- **WHAT NEEDS TO BE DONE**
Copy every line in the records below that contains the word "document".

<<<<

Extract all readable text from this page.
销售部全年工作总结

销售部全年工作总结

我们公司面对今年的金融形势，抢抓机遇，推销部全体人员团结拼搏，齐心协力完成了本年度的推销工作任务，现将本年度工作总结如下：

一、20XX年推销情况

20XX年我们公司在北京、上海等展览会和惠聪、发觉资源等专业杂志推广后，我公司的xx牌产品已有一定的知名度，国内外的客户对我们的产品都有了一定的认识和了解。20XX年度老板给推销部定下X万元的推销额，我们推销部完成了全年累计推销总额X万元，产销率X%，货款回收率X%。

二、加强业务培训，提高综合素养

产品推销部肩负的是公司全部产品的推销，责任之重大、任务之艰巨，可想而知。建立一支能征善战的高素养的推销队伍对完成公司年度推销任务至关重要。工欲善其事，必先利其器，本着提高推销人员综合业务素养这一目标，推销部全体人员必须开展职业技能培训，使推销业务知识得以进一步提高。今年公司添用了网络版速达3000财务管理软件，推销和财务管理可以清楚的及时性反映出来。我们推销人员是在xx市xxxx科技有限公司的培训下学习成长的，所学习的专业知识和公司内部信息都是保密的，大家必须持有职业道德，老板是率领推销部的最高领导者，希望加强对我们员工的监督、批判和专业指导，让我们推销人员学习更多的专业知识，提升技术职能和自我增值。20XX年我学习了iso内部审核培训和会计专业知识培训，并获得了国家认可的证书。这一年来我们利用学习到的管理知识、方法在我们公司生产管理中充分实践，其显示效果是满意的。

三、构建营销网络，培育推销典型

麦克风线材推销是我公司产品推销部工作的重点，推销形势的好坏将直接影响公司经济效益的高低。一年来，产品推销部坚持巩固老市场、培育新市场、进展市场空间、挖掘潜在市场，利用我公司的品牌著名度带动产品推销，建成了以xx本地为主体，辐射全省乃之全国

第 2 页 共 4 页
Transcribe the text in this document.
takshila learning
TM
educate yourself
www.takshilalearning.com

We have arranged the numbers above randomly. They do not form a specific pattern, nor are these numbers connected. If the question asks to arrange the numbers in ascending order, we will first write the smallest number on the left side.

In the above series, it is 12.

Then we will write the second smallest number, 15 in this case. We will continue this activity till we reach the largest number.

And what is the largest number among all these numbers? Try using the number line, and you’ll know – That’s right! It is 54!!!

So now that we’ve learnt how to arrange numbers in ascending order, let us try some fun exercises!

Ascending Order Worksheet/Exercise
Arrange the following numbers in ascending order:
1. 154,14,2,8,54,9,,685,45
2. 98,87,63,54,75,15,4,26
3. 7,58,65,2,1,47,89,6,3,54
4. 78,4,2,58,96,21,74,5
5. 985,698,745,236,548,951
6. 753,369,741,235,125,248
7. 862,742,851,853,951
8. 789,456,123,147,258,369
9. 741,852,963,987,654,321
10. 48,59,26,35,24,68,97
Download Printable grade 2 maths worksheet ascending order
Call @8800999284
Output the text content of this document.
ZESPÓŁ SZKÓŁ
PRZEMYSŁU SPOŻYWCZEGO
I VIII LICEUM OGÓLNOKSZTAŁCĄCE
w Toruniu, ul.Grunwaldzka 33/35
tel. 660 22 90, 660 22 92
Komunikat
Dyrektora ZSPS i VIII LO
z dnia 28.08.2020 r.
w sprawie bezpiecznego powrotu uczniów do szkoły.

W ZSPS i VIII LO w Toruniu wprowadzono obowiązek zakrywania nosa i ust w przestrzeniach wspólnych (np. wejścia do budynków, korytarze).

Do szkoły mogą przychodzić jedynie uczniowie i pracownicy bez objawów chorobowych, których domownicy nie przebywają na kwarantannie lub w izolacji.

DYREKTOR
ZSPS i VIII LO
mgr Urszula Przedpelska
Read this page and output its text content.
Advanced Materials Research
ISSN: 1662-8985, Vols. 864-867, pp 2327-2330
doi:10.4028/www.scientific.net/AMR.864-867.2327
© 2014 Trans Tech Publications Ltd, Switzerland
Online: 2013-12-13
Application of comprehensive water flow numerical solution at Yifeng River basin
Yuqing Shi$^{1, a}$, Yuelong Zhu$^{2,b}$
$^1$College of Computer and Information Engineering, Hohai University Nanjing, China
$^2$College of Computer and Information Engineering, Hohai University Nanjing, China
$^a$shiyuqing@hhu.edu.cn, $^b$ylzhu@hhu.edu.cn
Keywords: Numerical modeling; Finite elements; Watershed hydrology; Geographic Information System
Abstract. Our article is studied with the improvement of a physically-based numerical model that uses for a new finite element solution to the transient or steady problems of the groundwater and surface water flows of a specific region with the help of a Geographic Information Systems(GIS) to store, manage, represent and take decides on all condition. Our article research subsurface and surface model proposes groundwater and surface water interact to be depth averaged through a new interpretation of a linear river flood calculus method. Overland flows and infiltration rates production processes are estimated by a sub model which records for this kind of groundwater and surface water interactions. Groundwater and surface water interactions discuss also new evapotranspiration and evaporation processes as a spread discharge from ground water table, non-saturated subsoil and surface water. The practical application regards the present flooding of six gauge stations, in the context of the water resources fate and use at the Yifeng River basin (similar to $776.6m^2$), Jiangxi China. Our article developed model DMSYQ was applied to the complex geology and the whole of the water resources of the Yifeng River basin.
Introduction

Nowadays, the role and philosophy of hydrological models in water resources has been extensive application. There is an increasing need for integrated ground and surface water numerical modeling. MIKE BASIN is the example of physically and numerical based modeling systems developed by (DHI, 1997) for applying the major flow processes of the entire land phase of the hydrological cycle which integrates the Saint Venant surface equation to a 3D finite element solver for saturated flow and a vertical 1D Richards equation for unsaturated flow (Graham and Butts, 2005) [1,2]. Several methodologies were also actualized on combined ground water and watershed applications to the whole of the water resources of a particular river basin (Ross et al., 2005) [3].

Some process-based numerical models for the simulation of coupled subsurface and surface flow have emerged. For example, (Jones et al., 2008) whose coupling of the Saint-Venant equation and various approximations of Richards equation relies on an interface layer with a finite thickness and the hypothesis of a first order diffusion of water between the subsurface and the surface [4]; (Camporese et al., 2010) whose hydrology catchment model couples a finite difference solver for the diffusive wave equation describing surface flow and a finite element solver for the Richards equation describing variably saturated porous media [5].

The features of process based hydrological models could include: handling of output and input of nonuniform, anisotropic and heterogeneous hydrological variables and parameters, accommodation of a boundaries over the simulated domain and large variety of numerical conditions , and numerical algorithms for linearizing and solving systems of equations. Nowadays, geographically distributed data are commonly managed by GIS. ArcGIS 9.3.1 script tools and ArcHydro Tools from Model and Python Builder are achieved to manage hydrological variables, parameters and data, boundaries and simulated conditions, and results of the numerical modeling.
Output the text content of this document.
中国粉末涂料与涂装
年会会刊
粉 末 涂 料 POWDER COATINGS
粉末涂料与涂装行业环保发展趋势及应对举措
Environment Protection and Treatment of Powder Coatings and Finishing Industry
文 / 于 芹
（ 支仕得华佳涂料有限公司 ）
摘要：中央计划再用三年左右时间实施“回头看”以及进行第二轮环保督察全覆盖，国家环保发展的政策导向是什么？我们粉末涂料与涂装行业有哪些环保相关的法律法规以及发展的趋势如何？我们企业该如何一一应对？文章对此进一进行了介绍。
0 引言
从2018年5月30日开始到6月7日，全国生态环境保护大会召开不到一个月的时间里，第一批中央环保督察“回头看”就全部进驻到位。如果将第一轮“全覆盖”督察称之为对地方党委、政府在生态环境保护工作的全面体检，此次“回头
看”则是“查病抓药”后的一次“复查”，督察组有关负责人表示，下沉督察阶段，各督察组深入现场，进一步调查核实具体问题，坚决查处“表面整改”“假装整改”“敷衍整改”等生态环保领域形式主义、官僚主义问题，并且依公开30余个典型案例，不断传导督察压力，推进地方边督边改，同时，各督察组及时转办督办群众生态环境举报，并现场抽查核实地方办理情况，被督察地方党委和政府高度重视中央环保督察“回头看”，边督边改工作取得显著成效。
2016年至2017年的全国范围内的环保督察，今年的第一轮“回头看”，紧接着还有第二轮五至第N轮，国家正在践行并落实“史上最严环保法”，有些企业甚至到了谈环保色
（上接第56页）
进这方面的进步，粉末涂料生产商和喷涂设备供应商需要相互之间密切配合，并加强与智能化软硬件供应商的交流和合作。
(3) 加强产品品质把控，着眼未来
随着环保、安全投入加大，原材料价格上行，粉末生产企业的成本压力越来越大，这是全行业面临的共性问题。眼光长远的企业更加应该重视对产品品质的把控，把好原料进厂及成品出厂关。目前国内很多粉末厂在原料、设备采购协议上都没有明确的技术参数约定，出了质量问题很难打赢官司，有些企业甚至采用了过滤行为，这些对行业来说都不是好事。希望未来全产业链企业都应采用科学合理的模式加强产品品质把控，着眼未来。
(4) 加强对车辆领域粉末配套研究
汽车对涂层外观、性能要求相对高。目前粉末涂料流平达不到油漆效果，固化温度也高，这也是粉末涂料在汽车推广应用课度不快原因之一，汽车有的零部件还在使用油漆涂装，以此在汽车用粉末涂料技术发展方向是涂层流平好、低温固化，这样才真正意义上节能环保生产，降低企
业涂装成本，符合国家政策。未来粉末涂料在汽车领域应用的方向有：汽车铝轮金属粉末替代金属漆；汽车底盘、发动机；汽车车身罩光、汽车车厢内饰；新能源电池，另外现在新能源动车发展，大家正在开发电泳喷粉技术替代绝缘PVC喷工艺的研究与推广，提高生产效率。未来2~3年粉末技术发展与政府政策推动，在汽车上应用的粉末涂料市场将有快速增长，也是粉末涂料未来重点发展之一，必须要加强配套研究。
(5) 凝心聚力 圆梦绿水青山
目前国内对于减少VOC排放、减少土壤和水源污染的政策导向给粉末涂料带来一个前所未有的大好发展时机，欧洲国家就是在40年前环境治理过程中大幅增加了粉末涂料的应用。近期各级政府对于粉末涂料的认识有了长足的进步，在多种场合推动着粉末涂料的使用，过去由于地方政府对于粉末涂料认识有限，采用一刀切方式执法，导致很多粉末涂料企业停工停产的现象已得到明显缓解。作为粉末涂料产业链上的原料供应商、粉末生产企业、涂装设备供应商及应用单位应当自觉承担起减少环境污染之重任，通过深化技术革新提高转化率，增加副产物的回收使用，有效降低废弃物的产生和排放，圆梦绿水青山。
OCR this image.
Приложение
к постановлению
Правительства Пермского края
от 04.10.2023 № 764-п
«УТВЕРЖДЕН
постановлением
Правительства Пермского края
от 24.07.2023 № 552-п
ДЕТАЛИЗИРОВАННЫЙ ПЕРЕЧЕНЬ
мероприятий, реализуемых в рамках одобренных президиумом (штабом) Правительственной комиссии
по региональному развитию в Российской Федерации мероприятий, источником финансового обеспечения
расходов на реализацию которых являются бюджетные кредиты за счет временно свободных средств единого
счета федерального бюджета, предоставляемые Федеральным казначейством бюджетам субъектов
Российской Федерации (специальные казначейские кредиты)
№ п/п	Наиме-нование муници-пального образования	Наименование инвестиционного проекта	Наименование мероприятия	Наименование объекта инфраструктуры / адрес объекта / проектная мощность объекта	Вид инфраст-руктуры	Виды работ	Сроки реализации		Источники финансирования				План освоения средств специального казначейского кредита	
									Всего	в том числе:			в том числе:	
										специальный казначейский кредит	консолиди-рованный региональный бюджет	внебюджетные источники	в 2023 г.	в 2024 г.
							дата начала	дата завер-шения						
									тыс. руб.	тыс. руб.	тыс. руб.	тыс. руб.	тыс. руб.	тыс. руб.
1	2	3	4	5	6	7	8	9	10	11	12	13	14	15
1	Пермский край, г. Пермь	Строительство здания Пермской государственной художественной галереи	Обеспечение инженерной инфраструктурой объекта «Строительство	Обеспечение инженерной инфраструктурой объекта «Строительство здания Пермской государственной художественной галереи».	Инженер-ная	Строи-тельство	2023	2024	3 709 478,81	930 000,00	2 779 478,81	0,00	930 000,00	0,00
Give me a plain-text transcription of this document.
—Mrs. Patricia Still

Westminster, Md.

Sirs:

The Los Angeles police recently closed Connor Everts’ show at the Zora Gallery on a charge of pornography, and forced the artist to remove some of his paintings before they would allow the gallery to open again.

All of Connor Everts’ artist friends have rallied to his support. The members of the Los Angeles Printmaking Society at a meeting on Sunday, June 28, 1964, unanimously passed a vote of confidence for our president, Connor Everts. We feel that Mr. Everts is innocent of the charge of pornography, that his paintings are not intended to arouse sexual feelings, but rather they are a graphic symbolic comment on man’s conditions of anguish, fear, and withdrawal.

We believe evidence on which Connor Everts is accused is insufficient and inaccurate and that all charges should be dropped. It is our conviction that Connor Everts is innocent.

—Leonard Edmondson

>>>>

- **EXPECTED ANSWER**
Transcribe the text in this document.
Output the text content of this document.
Output the text content of this document.
Give me a plain-text transcription of this document.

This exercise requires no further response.